TEXT PASSAGE:
SUBJECT: The Apostles' Creed #7: The Holy Spirit

This afternoon, with God's blessing, we'll move on in our study of the Apostles' Creed. For centuries, most Christians thought the Creed was written by the Apostles and equal to the Bible in its authority. They were wrong on both counts. The Bible alone is the Word of God and only it has the final say on all things pertaining to life and godliness.

But to say the Creed is uninspired is not to say it has no authority. Because it does. Its authority is under the Bible's, but it is over your opinion and mine. Why? Because the Church of God knows the voice of her Savior. And for nearly 2,000 years, worldwide, she has heard His voice in the Apostles' Creed and happily submitted to it.

Most of the Creed is about the Lord Jesus. This is because the Early Church was Christ-centered, and also because the first heretics falsified His Person and work. They were wicked men, of course, but they weren't stupid: if the doctrine of Christ is polluted, the Church is polluted; if it's destroyed, there is no Church. For we live on Christ-or not at all!

To say the Creed is Christ-centered, however, is not to say it's only about the Lord. It isn't. The first two lines confess,

God the Father Almighty,

Maker of heaven and earth.

Then, near the end, it says,

I believe in the Holy Spirit.

Stored records:
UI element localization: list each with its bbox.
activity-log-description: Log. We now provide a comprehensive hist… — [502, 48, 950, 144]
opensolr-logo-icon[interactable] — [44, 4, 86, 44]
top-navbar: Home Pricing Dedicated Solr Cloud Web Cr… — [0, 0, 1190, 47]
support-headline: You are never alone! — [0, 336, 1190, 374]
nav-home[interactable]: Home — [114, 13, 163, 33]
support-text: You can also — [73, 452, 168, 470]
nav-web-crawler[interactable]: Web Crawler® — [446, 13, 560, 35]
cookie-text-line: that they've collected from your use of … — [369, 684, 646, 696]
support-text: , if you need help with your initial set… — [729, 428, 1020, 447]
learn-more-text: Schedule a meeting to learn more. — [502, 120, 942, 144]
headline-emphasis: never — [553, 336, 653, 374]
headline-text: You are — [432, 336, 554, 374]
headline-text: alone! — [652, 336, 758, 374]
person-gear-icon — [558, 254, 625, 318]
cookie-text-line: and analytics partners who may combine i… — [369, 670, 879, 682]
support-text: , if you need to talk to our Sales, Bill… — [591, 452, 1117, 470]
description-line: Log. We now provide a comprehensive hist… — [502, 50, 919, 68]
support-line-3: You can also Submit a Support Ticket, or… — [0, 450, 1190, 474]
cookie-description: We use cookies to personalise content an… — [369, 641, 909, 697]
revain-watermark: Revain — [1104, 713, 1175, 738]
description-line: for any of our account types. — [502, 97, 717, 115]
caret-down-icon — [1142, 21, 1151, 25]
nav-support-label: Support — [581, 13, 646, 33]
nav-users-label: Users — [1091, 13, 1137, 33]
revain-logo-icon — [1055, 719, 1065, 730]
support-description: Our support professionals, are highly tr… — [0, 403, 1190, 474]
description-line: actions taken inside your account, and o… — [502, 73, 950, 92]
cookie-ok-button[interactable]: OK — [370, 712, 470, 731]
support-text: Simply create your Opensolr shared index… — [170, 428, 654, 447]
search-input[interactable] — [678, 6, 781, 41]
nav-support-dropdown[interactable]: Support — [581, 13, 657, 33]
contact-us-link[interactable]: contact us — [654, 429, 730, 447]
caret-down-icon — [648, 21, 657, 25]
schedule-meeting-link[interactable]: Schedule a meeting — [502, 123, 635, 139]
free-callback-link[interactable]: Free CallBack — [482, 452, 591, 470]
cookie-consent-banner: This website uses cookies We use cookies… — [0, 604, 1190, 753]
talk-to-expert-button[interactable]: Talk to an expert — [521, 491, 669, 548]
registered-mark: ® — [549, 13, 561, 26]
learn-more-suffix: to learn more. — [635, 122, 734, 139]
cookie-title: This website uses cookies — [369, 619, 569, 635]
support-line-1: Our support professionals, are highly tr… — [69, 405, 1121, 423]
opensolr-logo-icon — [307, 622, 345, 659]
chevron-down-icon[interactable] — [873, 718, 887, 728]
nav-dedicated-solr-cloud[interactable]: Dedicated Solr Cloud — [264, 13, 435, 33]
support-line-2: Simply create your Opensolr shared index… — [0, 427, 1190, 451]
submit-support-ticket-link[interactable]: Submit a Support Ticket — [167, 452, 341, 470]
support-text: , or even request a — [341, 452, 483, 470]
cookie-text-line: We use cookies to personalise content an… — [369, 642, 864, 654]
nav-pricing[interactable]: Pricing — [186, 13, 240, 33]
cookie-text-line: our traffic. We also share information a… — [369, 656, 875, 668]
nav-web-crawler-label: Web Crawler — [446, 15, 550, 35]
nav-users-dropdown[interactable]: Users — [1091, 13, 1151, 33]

DIRECTIVE 1: In the Apostles' Creed passage, swap "heretics" for "false teachers" and write out the part from "But to say the" to "not at all!".
DIRECTIVE 2: Write the next part of the Apostles' Creed passage, picking up after its last line.
The items play no part in what is asked here.

TASK RESULT 1:
But to say the Creed is uninspired is not to say it has no authority. Because it does. Its authority is under the Bible's, but it is over your opinion and mine. Why? Because the Church of God knows the voice of her Savior. And for nearly 2,000 years, worldwide, she has heard His voice in the Apostles' Creed and happily submitted to it.

Most of the Creed is about the Lord Jesus. This is because the Early Church was Christ-centered, and also because the first false teachers falsified His Person and work. They were wicked men, of course, but they weren't stupid: if the doctrine of Christ is polluted, the Church is polluted; if it's destroyed, there is no Church. For we live on Christ-or not at all!

TASK RESULT 2:
Indeed, we do. Of the three persons of the Trinity, the Holy Spirit is mentioned far less often than the Father and the Son, but the Church believes in Him every bit as firmly as we believe in God and the Lord Jesus Christ.

Someone has called the Holy Spirit, the shy member of the Trinity, but he's wrong, for shyness is a character flaw. What He is, in fact, is modest, willing to let the Lord Jesus Christ have all the glory. Thinking of Him in this way increases your admiration and love for the Holy Spirit.

So let's get to it: I believe in the Holy Spirit.


Is the Holy Spirit personal or impersonal? Is the Spirit a He or an It? Arguments can be made on both sides. The Hebrew word for 'spirit' often means 'breath' or 'wind'. Nobody says a man's breath is the man himself, and only a pagan would personalize the wind. In the New Testament, the Holy Spirit is also compared to the wind, which blows wherever it wants to, to water that can be poured out, and to a candle or a lamp than shouldn't be quenched.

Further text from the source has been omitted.